- **EXERCISE DETAILS**: Using the entries that follow, collect the lines where the word "состав" appears.

[Dataset excerpt]

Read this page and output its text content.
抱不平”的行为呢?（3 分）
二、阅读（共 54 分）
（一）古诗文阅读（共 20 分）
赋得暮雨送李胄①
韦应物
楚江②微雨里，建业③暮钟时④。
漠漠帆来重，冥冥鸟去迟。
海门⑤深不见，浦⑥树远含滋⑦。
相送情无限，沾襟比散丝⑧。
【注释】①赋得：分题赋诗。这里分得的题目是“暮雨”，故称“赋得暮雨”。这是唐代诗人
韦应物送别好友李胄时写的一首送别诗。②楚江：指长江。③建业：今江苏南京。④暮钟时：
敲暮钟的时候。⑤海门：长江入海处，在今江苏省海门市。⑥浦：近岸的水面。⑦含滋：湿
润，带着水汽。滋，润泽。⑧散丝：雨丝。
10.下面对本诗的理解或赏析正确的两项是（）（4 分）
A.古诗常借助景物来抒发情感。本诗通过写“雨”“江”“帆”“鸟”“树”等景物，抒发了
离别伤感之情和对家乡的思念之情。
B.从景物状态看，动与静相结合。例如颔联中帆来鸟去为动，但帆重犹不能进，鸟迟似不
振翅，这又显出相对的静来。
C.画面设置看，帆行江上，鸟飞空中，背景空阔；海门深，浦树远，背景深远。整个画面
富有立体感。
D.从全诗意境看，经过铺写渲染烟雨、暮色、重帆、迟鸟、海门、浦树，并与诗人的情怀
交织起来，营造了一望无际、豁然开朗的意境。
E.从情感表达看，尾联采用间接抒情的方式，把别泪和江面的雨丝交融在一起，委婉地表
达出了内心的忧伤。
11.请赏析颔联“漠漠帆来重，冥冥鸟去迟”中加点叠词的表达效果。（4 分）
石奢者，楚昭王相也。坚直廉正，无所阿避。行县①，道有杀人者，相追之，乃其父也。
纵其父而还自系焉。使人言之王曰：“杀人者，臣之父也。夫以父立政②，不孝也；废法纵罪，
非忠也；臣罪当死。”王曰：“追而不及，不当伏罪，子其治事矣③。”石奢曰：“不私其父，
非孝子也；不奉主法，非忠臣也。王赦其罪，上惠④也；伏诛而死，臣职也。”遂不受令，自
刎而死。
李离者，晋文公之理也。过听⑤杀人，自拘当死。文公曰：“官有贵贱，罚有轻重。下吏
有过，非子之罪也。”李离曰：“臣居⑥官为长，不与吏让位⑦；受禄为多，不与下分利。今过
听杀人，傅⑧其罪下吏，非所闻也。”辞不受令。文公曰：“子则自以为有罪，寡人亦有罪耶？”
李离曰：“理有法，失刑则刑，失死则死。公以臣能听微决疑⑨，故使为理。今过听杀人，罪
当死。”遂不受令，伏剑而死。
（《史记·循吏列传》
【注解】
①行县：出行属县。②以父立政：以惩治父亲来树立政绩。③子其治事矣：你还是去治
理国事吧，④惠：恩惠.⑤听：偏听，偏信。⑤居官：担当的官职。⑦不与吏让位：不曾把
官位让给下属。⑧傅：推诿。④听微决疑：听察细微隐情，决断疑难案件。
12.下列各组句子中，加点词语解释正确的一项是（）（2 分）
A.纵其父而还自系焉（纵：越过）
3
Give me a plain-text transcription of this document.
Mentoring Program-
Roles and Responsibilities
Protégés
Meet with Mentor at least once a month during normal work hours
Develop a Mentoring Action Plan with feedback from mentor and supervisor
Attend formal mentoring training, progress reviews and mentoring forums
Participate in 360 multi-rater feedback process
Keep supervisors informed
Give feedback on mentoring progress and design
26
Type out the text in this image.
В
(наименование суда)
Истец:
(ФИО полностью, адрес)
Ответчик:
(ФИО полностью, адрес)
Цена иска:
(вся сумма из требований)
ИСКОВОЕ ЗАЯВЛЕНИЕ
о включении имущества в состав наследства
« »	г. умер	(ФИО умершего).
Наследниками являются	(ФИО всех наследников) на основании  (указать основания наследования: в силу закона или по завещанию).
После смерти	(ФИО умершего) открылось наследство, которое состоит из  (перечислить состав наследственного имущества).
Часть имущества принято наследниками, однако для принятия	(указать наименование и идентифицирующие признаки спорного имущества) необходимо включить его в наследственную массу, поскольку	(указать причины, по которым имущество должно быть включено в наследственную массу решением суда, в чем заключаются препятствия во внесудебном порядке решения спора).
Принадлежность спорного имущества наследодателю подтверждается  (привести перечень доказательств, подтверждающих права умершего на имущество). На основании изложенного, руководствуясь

- **RESPONSE TO THE EXERCISE**:
о включении имущества в состав наследства
После смерти	(ФИО умершего) открылось наследство, которое состоит из  (перечислить состав наследственного имущества).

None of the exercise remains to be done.